#### Items:
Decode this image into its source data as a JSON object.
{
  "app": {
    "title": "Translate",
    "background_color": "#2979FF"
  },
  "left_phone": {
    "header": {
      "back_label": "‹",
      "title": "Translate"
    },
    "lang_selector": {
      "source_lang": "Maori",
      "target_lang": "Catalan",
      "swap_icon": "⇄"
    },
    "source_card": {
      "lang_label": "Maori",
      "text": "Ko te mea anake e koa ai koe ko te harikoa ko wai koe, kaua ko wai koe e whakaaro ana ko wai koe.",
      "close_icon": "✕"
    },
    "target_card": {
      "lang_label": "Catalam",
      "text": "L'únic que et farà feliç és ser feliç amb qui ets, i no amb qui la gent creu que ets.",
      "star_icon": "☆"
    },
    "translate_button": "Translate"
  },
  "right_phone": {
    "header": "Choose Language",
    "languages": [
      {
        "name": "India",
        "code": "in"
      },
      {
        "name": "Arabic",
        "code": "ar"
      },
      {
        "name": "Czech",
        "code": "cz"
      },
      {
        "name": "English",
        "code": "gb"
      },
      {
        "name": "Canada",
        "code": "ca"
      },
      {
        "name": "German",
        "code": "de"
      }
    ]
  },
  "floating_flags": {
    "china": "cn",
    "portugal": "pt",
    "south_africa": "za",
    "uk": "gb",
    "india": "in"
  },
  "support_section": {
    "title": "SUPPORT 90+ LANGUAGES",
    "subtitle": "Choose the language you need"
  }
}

#### Objective:
Above are the records; retype every one exactly.

#### Solution for this exercise:
Decode this image into its source data as a JSON object.
{
  "app": {
    "title": "Translate",
    "background_color": "#2979FF"
  },
  "left_phone": {
    "header": {
      "back_label": "‹",
      "title": "Translate"
    },
    "lang_selector": {
      "source_lang": "Maori",
      "target_lang": "Catalan",
      "swap_icon": "⇄"
    },
    "source_card": {
      "lang_label": "Maori",
      "text": "Ko te mea anake e koa ai koe ko te harikoa ko wai koe, kaua ko wai koe e whakaaro ana ko wai koe.",
      "close_icon": "✕"
    },
    "target_card": {
      "lang_label": "Catalam",
      "text": "L'únic que et farà feliç és ser feliç amb qui ets, i no amb qui la gent creu que ets.",
      "star_icon": "☆"
    },
    "translate_button": "Translate"
  },
  "right_phone": {
    "header": "Choose Language",
    "languages": [
      {
        "name": "India",
        "code": "in"
      },
      {
        "name": "Arabic",
        "code": "ar"
      },
      {
        "name": "Czech",
        "code": "cz"
      },
      {
        "name": "English",
        "code": "gb"
      },
      {
        "name": "Canada",
        "code": "ca"
      },
      {
        "name": "German",
        "code": "de"
      }
    ]
  },
  "floating_flags": {
    "china": "cn",
    "portugal": "pt",
    "south_africa": "za",
    "uk": "gb",
    "india": "in"
  },
  "support_section": {
    "title": "SUPPORT 90+ LANGUAGES",
    "subtitle": "Choose the language you need"
  }
}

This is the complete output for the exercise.